BEGIN INPUT

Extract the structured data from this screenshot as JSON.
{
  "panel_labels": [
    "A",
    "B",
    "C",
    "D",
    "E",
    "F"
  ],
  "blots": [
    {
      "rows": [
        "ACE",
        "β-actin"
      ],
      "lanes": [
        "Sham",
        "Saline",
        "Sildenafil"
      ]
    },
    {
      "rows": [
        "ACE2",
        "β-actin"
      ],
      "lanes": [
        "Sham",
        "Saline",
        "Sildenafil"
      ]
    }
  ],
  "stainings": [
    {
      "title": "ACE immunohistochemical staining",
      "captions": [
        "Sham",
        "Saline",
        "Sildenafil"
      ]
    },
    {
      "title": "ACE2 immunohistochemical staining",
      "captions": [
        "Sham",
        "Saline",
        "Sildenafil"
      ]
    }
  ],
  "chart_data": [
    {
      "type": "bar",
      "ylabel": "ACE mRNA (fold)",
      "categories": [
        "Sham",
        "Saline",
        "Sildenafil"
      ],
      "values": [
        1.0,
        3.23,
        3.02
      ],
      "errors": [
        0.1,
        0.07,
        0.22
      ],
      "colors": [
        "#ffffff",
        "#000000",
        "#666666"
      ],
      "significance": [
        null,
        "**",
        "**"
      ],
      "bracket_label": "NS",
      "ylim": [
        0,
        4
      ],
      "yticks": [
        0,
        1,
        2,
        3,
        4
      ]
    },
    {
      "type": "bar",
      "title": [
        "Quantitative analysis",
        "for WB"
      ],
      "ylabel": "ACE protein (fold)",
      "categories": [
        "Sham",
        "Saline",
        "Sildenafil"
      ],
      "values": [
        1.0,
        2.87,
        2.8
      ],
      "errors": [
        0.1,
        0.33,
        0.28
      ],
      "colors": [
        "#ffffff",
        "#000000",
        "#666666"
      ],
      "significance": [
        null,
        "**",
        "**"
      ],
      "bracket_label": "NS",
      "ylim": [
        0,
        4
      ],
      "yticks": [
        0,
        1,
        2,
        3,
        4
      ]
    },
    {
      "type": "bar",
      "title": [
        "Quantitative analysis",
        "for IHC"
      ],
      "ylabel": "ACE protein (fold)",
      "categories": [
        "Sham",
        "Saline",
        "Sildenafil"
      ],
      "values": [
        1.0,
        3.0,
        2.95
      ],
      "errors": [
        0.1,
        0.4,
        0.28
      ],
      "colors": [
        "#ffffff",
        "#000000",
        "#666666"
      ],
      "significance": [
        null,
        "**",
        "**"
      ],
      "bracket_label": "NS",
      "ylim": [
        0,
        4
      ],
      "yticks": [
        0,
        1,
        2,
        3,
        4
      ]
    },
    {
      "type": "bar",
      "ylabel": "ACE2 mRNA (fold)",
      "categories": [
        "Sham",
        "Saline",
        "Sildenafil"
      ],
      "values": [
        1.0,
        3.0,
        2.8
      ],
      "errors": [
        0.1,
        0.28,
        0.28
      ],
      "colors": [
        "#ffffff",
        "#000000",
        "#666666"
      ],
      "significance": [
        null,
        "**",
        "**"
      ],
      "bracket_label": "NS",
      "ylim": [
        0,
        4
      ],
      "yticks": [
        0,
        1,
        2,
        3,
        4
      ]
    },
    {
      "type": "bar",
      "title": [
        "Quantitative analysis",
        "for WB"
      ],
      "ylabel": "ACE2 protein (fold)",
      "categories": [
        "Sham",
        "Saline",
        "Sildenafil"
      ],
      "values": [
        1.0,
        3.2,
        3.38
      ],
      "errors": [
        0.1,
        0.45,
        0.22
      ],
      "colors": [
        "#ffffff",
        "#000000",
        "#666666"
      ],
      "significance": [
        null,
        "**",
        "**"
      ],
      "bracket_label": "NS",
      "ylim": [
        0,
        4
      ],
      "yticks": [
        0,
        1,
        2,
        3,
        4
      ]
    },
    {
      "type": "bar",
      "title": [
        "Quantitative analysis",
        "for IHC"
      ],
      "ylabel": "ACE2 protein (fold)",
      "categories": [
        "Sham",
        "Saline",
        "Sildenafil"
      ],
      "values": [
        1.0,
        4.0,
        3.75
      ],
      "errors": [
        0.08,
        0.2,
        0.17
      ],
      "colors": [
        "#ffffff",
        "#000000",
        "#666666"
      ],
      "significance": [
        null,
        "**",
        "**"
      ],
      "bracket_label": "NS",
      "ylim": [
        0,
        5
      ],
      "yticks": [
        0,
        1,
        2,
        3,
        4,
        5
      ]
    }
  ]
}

END INPUT
BEGIN INPUT

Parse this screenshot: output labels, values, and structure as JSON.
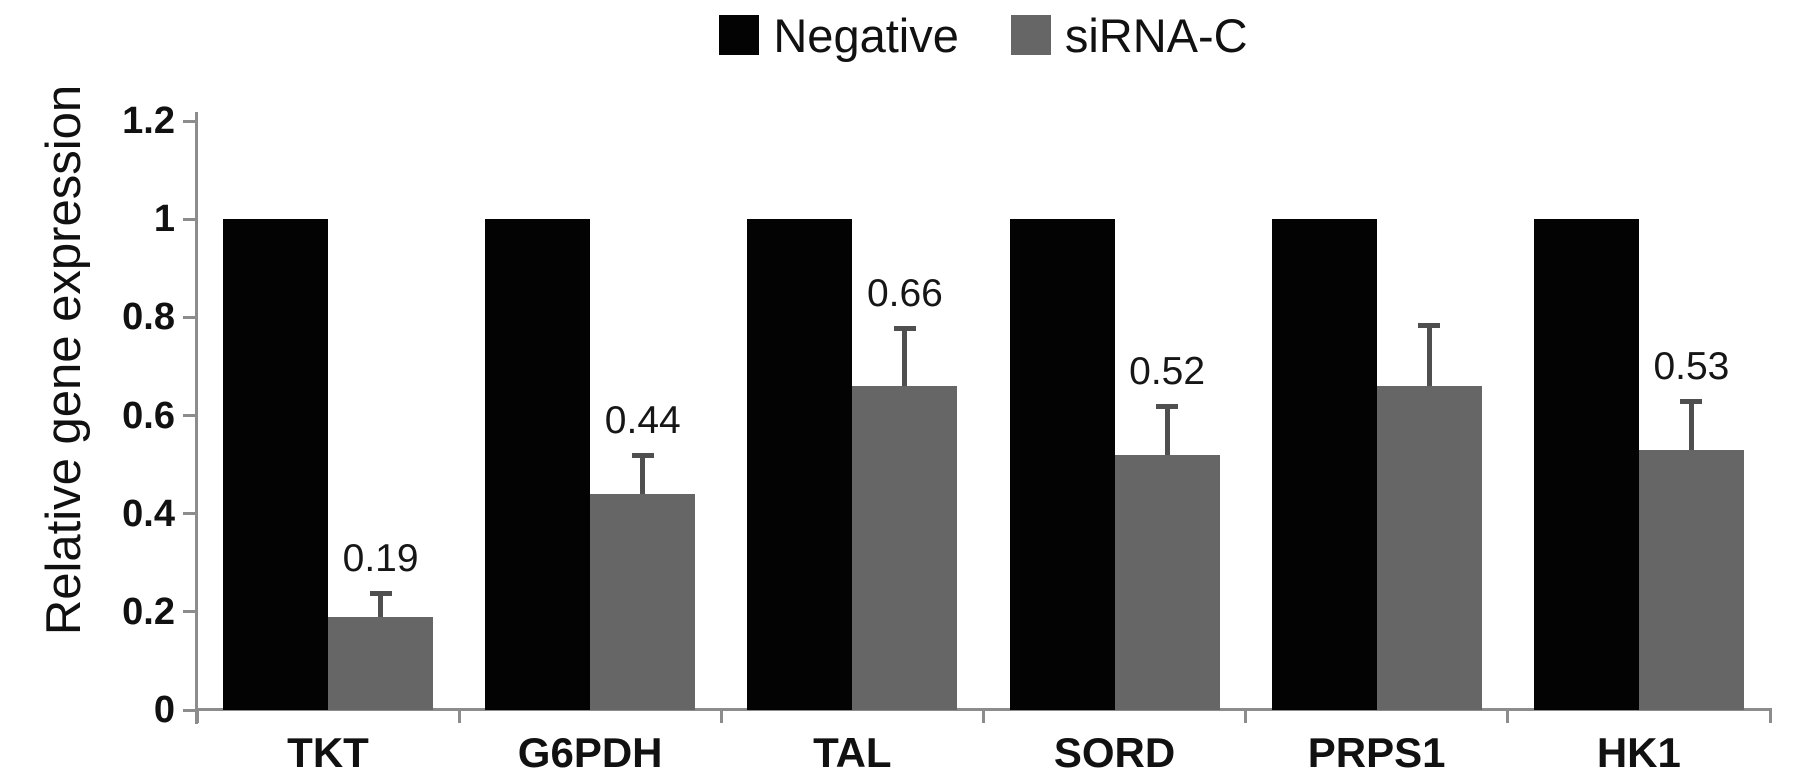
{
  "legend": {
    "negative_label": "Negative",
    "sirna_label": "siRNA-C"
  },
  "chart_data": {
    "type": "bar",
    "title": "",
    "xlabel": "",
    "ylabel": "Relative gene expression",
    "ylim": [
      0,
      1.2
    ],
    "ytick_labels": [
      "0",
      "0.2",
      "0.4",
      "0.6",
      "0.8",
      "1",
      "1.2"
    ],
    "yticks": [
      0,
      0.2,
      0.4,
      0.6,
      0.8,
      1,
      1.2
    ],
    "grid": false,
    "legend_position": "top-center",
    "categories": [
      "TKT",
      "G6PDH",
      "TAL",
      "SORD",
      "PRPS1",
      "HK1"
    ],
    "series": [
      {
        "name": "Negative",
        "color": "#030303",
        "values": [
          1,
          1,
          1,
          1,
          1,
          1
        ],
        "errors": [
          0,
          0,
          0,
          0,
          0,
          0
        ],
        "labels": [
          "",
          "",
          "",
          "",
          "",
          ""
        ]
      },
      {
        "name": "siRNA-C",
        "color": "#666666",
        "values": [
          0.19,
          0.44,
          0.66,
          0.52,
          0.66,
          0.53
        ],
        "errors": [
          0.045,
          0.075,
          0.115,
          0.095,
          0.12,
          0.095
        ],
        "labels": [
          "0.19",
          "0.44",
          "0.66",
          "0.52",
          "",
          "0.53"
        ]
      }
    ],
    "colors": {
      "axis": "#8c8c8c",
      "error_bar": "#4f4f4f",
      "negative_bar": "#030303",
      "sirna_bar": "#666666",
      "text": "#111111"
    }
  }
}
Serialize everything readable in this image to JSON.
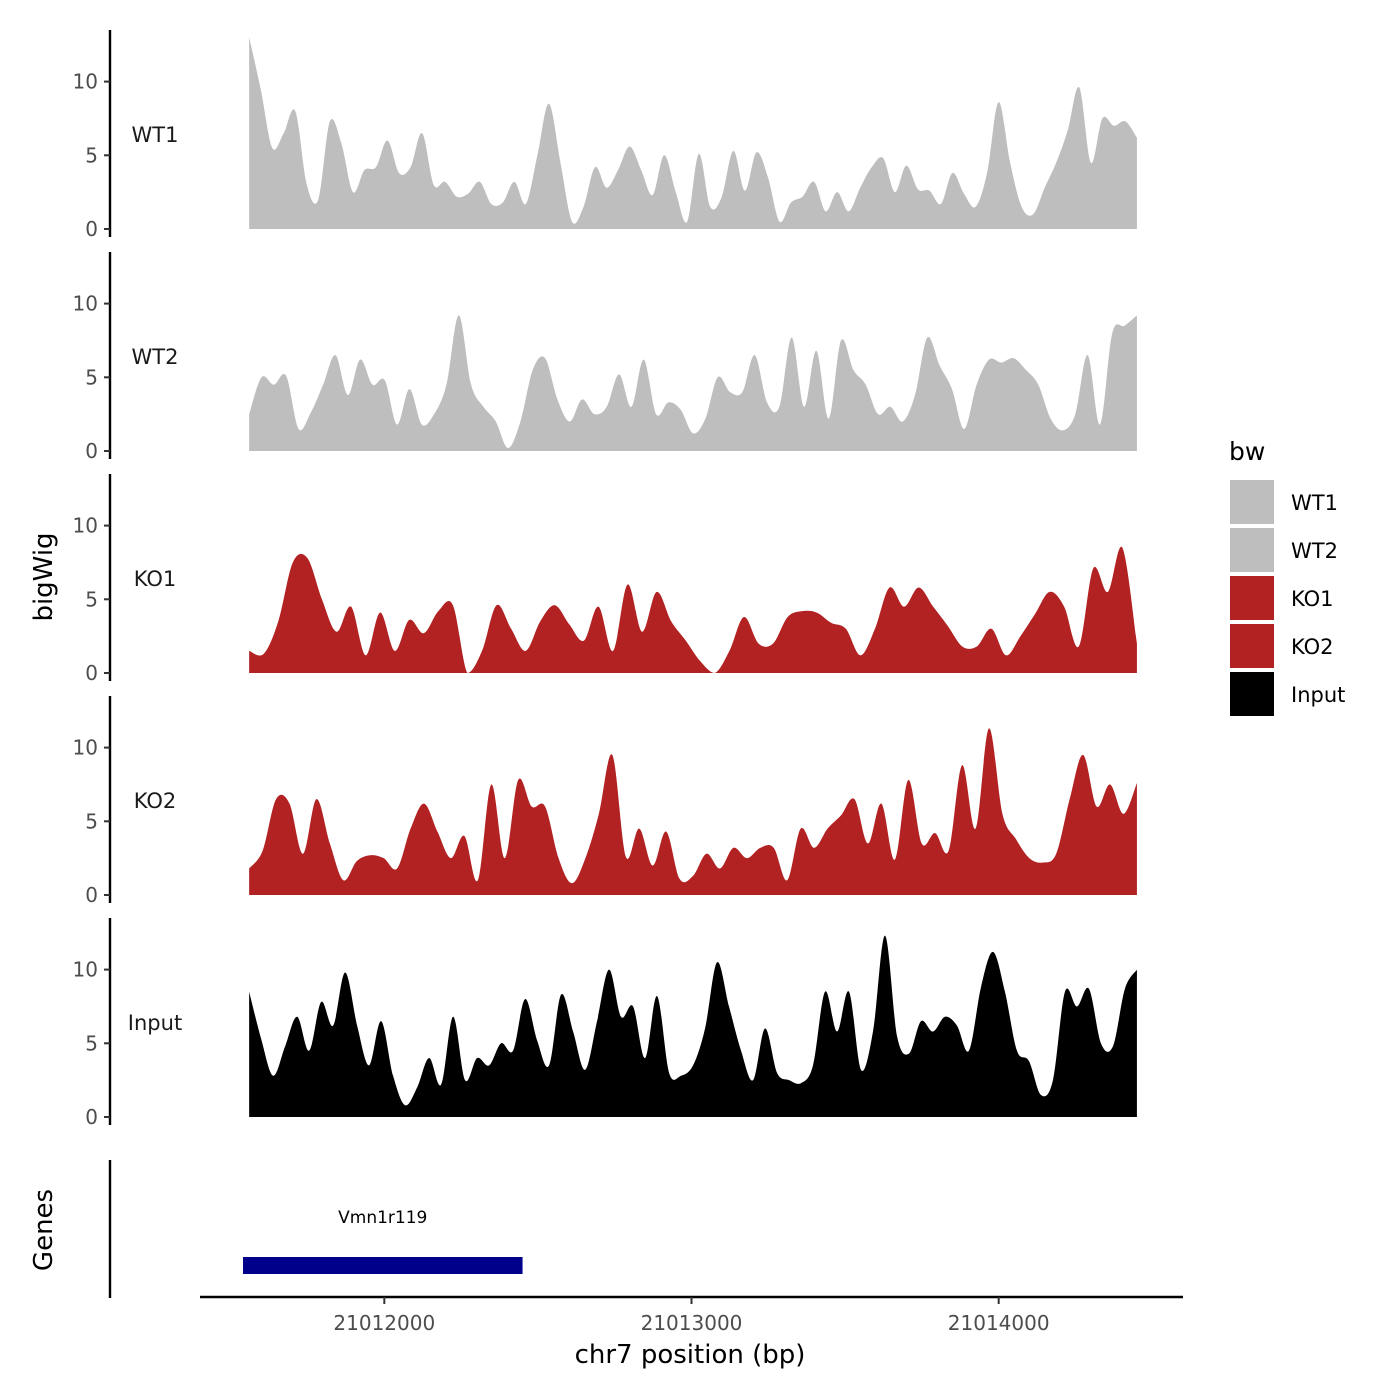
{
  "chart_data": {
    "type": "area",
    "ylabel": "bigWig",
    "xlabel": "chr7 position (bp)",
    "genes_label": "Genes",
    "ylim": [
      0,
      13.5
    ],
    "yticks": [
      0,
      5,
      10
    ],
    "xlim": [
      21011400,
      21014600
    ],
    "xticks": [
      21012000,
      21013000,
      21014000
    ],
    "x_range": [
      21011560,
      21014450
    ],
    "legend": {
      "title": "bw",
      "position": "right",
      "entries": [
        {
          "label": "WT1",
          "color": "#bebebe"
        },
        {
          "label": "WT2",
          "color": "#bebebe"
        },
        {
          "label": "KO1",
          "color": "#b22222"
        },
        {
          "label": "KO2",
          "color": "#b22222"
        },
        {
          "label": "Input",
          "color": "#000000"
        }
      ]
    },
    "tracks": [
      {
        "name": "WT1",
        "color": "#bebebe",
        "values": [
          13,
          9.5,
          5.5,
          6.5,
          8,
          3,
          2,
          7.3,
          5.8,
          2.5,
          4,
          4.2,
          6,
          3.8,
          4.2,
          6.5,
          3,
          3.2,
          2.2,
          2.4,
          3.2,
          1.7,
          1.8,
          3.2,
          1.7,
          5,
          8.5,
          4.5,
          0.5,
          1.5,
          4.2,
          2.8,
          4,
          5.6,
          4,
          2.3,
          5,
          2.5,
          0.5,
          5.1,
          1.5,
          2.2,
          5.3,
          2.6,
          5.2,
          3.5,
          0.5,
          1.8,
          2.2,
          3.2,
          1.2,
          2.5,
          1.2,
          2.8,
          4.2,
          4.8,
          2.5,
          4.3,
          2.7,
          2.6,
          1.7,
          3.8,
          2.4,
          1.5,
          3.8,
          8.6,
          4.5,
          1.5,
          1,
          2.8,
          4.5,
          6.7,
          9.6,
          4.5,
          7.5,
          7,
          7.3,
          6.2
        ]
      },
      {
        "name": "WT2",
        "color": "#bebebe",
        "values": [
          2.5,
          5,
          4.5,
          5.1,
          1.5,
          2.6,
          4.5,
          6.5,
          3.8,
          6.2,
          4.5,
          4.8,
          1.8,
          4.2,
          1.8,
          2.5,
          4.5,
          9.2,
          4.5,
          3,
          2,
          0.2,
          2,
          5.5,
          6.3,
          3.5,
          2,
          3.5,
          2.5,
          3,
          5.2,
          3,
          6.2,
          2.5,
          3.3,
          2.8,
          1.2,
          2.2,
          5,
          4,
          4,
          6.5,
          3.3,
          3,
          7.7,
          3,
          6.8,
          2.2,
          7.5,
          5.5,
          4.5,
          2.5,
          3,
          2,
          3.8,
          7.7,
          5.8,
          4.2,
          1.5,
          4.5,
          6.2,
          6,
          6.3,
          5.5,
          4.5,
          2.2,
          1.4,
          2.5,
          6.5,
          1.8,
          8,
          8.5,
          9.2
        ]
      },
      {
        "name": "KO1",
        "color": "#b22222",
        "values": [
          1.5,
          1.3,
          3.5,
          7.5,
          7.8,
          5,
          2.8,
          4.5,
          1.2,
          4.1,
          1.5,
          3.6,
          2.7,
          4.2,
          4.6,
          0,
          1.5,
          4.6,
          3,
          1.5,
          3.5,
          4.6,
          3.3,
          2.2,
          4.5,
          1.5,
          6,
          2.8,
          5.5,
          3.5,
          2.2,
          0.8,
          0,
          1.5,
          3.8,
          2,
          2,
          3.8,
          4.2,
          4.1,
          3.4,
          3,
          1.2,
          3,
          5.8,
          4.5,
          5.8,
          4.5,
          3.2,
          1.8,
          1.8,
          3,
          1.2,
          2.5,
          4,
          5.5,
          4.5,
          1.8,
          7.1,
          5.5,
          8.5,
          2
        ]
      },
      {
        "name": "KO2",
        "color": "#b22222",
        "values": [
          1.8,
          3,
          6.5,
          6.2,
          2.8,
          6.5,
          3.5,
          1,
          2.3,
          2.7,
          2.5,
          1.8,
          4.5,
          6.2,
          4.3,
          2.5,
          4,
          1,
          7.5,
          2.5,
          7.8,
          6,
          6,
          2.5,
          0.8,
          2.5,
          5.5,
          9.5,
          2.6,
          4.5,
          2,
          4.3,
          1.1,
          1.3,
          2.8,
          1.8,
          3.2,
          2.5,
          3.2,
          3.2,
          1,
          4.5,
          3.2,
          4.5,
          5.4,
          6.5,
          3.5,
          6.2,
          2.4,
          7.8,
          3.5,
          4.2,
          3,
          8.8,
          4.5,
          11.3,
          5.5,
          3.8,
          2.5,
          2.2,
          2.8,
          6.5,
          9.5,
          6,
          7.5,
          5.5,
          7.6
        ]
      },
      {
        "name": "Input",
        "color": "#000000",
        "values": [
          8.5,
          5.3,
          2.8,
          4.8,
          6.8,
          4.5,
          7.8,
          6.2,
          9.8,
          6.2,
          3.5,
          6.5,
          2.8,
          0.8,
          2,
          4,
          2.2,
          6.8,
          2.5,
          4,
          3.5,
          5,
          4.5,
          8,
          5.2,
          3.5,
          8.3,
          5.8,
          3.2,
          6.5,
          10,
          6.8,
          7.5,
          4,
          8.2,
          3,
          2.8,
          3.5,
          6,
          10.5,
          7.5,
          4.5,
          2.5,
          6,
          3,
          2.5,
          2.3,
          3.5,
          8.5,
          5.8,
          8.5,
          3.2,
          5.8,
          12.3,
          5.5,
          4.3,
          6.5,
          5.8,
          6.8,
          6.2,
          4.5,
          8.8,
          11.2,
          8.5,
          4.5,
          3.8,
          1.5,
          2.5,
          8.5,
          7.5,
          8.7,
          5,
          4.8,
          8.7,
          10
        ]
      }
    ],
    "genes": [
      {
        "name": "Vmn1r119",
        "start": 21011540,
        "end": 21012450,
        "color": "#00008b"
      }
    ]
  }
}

END INPUT

▶ [WHAT YOU WILL DO] Where in the entries above does the word "ylabel" appear? Copy each line that has it.

▶ [COMPLETED TASK]
      "ylabel": "ACE mRNA (fold)",
      "ylabel": "ACE protein (fold)",
      "ylabel": "ACE protein (fold)",
      "ylabel": "ACE2 mRNA (fold)",
      "ylabel": "ACE2 protein (fold)",
      "ylabel": "ACE2 protein (fold)",
    "ylabel": "Relative gene expression",
    "ylabel": "bigWig",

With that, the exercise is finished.